Une pareille conduite semble inexplicable ; on la dirait inspirée par la folie ; elle ne l’était que par la pusillanimité, si dangereuse sous le masque de la prudence. Le gouvernement de Louis XV ménageait la Grande-Bretagne ; il ne voulait pas l’irriter en prenant l’initiative d’une lutte dans les Indes ; il croyait l’attendrir par cet excès de modération ; bien mieux, il s’imaginait que, tandis que les deux pays étaient en guerre, la neutralité pouvait être maintenue d’un commun accord par leurs marines respectives au-delà du cap de Bonne-Espérance.

::::

— Exercice court 1 —
Recopiez à l'identique le passage de l'extrait sur la politique de Louis XV envers la Grande-Bretagne, en commençant par « Une pareille conduite » et en allant jusqu'à « cap de Bonne-Espérance. ».
L'extrait et les enregistrements n'ont aucun lien entre eux.

::::

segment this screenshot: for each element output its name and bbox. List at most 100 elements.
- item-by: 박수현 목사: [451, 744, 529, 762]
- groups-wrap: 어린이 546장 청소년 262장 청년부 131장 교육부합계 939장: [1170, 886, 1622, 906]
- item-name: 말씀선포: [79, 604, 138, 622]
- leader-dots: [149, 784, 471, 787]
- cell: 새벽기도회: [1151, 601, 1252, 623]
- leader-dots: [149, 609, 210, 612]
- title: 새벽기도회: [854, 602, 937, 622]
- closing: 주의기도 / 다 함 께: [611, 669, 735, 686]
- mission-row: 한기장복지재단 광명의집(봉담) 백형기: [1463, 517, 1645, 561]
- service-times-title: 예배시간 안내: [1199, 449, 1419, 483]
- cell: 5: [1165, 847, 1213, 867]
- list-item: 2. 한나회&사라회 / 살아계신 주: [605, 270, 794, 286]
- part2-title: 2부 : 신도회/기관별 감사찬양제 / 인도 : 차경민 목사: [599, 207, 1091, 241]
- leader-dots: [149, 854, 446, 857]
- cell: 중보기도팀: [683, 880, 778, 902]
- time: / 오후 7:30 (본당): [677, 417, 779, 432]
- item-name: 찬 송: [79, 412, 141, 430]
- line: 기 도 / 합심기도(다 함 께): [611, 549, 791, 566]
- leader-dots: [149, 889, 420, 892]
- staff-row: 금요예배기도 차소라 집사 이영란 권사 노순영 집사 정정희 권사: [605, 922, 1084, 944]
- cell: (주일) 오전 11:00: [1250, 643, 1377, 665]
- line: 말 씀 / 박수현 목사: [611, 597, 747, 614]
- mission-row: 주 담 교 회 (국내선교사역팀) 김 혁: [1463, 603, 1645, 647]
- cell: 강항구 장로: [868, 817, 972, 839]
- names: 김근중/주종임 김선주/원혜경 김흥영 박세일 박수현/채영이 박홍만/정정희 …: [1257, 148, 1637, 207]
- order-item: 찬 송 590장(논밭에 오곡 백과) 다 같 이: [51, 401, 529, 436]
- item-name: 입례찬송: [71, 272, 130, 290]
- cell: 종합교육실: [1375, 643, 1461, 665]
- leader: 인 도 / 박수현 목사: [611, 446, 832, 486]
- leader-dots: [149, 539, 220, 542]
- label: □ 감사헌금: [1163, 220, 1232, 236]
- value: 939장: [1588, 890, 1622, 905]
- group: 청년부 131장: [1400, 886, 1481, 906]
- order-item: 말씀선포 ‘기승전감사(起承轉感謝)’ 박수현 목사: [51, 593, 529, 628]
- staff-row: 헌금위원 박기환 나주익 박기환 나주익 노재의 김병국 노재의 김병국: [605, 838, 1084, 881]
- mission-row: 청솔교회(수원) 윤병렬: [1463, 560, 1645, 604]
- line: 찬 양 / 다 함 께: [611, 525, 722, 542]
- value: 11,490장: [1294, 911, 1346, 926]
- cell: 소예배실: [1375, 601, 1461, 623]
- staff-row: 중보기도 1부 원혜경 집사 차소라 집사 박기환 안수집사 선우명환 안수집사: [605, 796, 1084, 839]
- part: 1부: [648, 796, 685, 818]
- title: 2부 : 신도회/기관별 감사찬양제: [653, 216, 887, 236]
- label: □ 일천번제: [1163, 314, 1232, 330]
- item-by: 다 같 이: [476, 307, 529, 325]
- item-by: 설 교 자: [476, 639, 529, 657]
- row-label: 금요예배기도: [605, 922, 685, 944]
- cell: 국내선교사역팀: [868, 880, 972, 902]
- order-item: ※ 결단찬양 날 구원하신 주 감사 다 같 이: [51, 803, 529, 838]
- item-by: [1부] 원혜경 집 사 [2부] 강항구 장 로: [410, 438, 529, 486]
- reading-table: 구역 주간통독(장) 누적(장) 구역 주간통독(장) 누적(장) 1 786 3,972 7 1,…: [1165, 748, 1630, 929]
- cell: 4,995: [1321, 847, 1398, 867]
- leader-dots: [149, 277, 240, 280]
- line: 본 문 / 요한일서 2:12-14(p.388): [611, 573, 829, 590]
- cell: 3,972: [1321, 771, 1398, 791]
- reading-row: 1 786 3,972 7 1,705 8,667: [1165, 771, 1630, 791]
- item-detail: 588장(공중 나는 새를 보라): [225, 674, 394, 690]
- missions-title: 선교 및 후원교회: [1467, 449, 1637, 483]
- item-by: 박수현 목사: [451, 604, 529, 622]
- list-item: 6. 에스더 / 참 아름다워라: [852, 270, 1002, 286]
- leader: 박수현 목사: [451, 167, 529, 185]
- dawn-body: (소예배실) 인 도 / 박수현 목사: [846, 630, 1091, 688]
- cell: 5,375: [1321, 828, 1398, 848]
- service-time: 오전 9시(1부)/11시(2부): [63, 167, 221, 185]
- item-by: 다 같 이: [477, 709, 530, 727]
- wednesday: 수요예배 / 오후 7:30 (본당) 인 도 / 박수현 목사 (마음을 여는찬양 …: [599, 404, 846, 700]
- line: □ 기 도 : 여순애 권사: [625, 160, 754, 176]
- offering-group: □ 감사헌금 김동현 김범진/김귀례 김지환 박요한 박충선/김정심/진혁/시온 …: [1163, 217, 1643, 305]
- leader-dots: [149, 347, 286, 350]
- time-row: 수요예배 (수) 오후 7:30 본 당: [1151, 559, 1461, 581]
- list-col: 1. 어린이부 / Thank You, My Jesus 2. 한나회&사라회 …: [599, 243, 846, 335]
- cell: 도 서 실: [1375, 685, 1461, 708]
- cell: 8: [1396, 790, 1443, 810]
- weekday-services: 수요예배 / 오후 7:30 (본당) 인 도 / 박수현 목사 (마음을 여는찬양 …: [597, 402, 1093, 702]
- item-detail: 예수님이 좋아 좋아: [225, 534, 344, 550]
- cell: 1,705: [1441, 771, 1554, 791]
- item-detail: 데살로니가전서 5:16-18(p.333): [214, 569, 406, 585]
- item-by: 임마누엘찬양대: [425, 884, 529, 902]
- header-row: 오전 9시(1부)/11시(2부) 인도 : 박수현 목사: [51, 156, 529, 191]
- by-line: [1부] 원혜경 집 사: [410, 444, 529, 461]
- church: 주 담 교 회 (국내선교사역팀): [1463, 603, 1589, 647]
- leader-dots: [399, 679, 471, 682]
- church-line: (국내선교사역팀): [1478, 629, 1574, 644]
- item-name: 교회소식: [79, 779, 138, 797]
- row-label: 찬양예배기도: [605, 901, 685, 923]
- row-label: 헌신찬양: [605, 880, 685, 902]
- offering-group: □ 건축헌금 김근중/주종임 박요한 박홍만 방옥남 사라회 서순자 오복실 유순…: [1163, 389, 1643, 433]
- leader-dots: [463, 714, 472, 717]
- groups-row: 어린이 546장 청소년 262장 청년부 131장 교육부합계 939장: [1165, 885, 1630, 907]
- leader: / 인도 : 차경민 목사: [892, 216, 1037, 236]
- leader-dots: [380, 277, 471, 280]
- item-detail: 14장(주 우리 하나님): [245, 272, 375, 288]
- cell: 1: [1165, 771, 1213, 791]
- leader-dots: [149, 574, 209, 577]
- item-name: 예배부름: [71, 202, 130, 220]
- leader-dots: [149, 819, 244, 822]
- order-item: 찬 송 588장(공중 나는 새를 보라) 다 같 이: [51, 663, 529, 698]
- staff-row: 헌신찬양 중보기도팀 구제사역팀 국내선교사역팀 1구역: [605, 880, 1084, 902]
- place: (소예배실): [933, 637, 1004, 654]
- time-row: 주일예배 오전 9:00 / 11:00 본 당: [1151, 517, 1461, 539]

::::

— Exercice court 2 —
Reprenez, s'il vous plaît, les lignes des enregistrements depuis leur début jusqu'à la ligne contenant « - mission-row: 한기장복지재단 » incluse, en remplaçant « leader-dots » par « dot-leader » sans rien modifier d'autre. Ne donnez que ces lignes.

— Réponse complète 1 —
Une pareille conduite semble inexplicable ; on la dirait inspirée par la folie ; elle ne l’était que par la pusillanimité, si dangereuse sous le masque de la prudence. Le gouvernement de Louis XV ménageait la Grande-Bretagne ; il ne voulait pas l’irriter en prenant l’initiative d’une lutte dans les Indes ; il croyait l’attendrir par cet excès de modération ; bien mieux, il s’imaginait que, tandis que les deux pays étaient en guerre, la neutralité pouvait être maintenue d’un commun accord par leurs marines respectives au-delà du cap de Bonne-Espérance.

— Réponse complète 2 —
segment this screenshot: for each element output its name and bbox. List at most 100 elements.
- item-by: 박수현 목사: [451, 744, 529, 762]
- groups-wrap: 어린이 546장 청소년 262장 청년부 131장 교육부합계 939장: [1170, 886, 1622, 906]
- item-name: 말씀선포: [79, 604, 138, 622]
- dot-leader: [149, 784, 471, 787]
- cell: 새벽기도회: [1151, 601, 1252, 623]
- dot-leader: [149, 609, 210, 612]
- title: 새벽기도회: [854, 602, 937, 622]
- closing: 주의기도 / 다 함 께: [611, 669, 735, 686]
- mission-row: 한기장복지재단 광명의집(봉담) 백형기: [1463, 517, 1645, 561]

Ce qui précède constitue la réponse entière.